- **DATA**
------------------------------

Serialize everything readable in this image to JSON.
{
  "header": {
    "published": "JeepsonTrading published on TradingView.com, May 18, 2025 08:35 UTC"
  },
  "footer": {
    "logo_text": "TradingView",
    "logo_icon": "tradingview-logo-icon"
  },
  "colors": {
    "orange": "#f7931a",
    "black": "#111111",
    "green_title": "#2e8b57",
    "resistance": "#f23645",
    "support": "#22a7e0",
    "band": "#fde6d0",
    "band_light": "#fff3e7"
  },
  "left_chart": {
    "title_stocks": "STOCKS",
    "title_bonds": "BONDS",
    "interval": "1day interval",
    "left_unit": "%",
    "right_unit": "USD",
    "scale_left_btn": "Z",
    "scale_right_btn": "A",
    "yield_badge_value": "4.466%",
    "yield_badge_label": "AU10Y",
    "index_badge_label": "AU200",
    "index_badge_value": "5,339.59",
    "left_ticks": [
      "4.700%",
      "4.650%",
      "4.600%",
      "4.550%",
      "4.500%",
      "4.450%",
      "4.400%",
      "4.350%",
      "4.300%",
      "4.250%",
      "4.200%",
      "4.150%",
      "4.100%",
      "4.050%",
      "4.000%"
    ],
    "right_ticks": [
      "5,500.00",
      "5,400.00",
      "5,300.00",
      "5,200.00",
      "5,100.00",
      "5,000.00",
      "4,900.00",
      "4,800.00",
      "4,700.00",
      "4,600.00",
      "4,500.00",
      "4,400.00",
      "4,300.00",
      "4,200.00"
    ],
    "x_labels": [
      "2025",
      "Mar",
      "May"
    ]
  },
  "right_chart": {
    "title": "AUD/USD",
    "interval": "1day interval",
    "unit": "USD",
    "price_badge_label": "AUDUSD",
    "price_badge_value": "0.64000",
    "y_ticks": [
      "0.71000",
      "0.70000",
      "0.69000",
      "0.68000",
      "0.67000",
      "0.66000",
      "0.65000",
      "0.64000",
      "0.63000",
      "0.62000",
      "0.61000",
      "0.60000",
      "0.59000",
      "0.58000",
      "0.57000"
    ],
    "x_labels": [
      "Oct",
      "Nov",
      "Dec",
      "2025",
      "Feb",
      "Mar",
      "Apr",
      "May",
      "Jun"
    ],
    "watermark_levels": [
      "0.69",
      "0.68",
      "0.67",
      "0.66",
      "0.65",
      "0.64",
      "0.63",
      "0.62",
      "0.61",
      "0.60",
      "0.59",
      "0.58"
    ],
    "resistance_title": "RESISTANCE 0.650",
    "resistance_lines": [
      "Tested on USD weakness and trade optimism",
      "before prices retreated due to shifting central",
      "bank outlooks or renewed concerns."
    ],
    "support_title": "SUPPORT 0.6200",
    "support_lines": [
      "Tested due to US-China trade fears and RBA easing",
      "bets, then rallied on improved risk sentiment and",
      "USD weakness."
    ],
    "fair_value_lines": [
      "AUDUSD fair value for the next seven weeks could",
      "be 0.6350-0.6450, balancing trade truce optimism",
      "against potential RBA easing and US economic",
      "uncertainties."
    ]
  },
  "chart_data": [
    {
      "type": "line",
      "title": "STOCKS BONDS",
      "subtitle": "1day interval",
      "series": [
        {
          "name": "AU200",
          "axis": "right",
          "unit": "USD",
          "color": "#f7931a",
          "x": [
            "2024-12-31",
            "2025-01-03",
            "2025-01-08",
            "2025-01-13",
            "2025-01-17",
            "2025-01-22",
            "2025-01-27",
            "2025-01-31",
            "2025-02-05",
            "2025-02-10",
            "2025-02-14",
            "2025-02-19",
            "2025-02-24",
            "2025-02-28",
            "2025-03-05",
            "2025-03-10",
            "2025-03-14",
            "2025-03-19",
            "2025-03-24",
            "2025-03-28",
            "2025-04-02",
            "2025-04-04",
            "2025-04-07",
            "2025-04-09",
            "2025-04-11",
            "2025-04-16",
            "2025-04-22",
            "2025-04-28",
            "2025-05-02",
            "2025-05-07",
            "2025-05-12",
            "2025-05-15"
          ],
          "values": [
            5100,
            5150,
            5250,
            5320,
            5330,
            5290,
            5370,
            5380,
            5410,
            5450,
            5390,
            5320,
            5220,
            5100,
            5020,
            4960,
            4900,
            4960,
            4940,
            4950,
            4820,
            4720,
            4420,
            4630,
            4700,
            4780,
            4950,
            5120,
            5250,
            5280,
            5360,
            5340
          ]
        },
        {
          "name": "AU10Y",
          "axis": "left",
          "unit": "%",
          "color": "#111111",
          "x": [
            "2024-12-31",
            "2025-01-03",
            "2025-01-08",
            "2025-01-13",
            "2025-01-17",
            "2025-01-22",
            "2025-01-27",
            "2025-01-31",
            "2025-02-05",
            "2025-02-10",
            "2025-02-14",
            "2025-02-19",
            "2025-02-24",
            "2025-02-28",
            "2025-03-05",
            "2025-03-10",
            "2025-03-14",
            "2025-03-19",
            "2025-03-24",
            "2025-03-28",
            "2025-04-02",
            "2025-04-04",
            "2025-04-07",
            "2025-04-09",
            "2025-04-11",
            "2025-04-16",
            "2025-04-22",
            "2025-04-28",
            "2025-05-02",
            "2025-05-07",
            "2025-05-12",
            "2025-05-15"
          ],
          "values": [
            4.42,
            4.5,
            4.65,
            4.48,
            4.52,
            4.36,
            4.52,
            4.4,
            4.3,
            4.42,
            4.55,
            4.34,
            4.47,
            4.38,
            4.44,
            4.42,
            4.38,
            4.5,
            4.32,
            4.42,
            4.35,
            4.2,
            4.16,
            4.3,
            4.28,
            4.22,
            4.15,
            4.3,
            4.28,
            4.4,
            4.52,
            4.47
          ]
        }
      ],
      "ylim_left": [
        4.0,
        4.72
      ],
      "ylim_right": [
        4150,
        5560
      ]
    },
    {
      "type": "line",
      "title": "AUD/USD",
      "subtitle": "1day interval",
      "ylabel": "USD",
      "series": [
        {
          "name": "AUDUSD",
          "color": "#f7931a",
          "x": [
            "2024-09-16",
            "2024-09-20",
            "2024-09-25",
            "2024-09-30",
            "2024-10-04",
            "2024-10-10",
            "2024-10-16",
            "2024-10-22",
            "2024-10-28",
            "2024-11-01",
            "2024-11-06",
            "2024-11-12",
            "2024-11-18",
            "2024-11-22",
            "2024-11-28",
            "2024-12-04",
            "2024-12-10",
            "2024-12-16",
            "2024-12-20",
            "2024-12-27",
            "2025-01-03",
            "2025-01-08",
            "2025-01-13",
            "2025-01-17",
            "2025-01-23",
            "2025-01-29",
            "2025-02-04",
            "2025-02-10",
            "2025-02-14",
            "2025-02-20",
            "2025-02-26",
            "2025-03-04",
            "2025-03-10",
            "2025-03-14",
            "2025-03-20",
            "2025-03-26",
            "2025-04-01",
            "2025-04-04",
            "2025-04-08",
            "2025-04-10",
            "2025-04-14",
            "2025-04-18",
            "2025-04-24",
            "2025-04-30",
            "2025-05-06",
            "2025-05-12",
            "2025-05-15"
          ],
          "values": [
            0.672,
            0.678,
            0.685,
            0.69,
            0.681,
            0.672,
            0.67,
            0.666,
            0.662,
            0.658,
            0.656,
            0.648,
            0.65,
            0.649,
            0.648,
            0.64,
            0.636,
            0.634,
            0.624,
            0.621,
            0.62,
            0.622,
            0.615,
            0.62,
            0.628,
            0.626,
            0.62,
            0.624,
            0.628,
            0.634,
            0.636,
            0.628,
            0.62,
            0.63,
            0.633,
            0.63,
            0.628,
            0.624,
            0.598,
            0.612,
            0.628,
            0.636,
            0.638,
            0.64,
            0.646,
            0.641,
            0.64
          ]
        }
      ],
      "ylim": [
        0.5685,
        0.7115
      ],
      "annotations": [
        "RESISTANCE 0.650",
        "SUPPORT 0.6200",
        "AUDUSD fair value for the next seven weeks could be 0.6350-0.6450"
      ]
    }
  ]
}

------------------------------

Locate all lines holding the word "STOCKS", then copy them out.

- **SOLUTION TO THIS TASK**
    "title_stocks": "STOCKS",
      "title": "STOCKS BONDS",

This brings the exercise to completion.